== Exercise task ==
Return the lines of the entries below unchanged, starting with the first line and stopping after the line that contains "- series-legend: Hispanics".

============================================================

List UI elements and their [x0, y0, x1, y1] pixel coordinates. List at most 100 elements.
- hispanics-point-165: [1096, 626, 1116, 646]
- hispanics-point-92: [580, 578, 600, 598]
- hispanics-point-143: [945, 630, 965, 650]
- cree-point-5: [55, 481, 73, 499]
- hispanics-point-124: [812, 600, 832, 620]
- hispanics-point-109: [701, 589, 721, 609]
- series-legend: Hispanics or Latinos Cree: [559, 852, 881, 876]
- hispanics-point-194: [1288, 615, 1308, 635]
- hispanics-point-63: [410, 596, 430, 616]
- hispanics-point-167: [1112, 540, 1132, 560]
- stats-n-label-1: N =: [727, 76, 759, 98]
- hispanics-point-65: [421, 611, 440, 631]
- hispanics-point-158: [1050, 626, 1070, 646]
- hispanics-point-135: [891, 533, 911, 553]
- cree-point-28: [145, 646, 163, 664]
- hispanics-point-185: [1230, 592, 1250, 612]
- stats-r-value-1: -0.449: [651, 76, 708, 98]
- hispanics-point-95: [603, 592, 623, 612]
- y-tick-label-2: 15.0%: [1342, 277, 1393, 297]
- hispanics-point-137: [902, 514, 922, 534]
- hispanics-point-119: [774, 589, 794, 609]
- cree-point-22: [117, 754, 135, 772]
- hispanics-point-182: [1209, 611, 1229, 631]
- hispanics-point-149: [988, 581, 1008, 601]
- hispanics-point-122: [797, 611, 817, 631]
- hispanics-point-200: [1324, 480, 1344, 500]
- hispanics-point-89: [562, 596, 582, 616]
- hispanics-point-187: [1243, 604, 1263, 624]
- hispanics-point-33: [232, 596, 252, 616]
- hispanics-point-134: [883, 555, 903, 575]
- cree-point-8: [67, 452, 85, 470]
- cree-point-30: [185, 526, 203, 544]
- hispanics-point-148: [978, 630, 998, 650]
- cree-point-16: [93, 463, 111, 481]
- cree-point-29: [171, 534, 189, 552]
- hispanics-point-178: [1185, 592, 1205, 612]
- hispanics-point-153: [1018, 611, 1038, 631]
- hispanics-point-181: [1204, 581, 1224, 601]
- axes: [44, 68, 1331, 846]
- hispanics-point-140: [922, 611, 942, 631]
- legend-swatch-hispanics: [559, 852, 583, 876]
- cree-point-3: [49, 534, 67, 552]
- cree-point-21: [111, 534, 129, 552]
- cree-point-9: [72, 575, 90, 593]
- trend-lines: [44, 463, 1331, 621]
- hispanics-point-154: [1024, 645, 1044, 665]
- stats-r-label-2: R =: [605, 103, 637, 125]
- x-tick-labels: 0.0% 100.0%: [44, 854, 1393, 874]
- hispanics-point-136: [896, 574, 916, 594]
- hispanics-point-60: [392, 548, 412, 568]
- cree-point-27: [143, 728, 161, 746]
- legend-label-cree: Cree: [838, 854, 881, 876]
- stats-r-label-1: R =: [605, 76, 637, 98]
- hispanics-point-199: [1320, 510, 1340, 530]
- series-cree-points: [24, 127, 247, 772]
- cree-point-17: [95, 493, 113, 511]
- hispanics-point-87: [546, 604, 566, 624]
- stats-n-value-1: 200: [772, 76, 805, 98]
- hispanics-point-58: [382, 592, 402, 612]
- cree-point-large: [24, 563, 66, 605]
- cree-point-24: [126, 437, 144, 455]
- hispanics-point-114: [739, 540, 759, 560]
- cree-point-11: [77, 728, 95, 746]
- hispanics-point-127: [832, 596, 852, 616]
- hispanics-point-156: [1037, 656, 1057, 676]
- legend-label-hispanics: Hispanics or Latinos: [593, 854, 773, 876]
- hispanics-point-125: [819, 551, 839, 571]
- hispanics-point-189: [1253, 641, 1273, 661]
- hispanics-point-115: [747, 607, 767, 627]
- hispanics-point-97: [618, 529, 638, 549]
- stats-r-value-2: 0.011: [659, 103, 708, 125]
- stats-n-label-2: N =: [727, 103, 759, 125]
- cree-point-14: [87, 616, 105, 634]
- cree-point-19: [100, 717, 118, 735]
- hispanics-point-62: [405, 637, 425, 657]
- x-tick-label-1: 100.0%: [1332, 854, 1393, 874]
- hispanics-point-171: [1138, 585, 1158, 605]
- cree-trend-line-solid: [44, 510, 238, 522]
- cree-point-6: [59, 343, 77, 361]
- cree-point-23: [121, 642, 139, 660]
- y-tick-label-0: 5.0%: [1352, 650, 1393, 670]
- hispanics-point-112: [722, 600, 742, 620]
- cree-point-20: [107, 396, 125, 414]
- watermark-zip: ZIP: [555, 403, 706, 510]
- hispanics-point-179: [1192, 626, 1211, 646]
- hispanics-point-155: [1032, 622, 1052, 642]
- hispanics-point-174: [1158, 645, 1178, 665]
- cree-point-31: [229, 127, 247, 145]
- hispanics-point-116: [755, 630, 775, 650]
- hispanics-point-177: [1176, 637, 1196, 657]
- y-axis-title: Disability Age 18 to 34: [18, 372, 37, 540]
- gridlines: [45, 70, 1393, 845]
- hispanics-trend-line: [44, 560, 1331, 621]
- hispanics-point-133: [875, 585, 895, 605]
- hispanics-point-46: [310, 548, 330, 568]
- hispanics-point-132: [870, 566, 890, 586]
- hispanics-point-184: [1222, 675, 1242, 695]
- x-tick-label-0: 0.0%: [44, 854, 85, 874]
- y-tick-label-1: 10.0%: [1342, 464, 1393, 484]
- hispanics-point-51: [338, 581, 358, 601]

============================================================

== The reply ==
List UI elements and their [x0, y0, x1, y1] pixel coordinates. List at most 100 elements.
- hispanics-point-165: [1096, 626, 1116, 646]
- hispanics-point-92: [580, 578, 600, 598]
- hispanics-point-143: [945, 630, 965, 650]
- cree-point-5: [55, 481, 73, 499]
- hispanics-point-124: [812, 600, 832, 620]
- hispanics-point-109: [701, 589, 721, 609]
- series-legend: Hispanics or Latinos Cree: [559, 852, 881, 876]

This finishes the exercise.